# What to work on
Go over the listing below line by line and tally those containing "this". Give only the tally.

+-------+

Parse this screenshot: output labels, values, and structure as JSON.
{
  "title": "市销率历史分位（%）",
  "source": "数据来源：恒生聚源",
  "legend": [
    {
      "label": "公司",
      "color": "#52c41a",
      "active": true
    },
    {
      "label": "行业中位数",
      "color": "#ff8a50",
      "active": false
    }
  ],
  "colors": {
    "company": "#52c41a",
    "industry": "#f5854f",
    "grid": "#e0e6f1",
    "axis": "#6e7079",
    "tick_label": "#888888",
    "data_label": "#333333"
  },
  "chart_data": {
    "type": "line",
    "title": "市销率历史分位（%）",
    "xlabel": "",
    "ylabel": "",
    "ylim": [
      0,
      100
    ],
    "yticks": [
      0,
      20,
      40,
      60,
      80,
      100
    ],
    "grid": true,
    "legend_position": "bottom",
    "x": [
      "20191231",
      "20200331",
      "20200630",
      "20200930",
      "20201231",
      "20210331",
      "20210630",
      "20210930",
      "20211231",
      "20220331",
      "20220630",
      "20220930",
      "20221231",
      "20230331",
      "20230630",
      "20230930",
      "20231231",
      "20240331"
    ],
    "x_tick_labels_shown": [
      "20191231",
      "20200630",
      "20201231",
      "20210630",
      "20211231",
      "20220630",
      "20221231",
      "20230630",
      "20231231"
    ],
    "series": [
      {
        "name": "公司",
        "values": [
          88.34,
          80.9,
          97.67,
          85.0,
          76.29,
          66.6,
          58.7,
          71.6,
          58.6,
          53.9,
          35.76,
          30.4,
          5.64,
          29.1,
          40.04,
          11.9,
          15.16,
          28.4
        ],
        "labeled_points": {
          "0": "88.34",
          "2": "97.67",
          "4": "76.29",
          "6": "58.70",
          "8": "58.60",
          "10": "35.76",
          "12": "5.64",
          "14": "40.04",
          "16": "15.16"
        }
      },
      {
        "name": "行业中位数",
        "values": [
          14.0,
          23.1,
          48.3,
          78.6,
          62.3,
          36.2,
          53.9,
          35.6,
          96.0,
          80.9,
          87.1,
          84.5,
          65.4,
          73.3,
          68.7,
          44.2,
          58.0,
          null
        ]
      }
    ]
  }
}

+-------+

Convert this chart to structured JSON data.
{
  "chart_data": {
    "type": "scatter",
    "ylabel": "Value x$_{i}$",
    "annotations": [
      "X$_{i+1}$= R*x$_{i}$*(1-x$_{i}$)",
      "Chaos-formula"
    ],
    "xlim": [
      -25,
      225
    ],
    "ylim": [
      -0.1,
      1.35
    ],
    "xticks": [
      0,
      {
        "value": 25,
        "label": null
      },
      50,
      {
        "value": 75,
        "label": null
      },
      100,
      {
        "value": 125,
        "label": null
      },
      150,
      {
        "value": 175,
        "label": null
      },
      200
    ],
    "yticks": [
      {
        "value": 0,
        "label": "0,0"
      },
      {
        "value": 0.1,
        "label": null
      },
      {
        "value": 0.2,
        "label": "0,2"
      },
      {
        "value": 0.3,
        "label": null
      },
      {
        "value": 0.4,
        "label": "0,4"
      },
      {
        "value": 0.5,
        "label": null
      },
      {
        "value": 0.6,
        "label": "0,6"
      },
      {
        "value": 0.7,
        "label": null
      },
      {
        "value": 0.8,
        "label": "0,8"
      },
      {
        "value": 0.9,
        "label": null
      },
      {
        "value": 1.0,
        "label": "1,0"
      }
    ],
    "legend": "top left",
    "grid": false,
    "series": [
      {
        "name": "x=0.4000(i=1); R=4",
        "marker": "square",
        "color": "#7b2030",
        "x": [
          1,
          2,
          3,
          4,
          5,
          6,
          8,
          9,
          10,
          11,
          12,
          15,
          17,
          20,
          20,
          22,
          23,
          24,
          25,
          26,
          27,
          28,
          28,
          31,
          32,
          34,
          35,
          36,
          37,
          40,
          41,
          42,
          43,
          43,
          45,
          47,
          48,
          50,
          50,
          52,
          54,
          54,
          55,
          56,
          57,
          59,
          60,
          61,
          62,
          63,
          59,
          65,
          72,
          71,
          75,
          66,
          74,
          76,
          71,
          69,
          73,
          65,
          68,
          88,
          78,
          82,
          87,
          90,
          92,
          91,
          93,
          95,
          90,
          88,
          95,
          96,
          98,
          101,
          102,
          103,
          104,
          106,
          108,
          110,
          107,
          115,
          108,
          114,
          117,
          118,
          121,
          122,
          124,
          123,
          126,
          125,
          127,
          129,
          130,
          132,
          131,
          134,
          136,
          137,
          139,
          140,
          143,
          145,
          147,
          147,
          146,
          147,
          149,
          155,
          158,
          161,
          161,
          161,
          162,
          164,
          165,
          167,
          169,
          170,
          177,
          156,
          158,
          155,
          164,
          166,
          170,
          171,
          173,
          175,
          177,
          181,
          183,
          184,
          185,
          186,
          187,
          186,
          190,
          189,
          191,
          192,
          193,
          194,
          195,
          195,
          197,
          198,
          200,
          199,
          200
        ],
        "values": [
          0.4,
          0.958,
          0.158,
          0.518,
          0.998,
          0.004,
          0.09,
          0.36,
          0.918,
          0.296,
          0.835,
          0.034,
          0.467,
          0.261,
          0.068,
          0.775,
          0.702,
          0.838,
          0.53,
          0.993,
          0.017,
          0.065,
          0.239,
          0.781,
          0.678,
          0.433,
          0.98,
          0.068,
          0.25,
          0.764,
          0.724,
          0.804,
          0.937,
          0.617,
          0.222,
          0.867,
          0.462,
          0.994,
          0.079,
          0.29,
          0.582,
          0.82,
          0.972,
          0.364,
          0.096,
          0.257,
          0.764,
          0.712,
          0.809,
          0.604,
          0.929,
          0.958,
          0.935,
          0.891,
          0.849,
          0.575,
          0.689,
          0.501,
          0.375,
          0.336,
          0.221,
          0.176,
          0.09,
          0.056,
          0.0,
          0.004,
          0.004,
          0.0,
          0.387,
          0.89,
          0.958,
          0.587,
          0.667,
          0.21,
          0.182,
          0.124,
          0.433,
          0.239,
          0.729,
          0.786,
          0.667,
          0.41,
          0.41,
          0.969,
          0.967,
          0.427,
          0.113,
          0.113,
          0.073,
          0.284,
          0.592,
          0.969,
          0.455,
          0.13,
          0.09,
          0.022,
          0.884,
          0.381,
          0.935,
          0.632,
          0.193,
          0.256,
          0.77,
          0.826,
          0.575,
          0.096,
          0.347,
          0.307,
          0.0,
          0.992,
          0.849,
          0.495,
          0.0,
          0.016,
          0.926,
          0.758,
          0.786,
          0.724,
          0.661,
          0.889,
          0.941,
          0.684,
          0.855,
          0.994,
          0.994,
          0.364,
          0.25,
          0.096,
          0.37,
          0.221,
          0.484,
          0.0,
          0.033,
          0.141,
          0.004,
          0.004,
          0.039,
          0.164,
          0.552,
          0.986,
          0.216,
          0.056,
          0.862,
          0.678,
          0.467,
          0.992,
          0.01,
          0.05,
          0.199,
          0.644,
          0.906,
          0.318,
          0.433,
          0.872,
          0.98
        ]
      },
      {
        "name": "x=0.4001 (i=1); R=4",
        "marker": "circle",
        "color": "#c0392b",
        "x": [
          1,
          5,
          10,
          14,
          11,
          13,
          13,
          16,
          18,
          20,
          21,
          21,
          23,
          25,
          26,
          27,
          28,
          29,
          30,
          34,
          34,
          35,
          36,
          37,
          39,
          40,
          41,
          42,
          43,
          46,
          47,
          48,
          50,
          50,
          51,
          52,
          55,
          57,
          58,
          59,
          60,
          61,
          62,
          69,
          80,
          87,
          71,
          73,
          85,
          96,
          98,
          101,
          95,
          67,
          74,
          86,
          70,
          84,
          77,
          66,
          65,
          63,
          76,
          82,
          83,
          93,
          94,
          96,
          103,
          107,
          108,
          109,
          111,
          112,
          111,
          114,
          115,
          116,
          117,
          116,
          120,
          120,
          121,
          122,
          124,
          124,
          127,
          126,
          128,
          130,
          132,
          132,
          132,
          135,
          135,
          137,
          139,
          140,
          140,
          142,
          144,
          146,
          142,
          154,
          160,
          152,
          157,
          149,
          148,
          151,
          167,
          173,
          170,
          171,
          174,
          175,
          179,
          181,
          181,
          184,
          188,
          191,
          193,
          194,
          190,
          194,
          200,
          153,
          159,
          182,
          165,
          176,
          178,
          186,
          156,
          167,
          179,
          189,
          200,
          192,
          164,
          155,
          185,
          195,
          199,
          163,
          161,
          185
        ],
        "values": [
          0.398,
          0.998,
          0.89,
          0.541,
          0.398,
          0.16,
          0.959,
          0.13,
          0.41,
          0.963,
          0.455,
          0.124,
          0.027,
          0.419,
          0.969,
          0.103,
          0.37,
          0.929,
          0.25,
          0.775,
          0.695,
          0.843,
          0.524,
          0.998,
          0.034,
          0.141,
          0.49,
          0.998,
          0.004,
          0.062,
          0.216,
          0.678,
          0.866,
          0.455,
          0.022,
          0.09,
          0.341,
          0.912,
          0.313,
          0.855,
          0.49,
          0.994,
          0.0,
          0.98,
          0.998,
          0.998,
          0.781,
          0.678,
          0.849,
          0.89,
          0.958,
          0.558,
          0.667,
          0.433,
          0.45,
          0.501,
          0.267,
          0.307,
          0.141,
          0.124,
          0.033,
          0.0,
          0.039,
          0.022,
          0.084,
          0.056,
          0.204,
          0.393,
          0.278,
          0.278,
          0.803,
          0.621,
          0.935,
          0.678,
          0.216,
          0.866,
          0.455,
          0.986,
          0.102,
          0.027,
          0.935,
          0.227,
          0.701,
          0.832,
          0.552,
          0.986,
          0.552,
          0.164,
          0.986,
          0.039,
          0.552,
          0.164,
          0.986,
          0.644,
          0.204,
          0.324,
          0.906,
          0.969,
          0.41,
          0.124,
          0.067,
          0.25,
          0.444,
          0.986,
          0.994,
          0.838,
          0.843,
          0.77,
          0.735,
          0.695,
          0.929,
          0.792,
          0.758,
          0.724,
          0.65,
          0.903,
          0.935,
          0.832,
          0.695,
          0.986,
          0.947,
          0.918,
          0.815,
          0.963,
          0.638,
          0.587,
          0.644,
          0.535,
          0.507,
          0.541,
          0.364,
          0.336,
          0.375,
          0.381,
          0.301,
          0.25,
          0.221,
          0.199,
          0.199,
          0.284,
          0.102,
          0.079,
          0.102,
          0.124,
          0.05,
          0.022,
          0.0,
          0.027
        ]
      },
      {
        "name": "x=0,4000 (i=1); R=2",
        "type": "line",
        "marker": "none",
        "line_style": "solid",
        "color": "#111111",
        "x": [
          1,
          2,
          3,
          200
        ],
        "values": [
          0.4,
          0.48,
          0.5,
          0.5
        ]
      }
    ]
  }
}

+-------+

# Solution to the exercise
2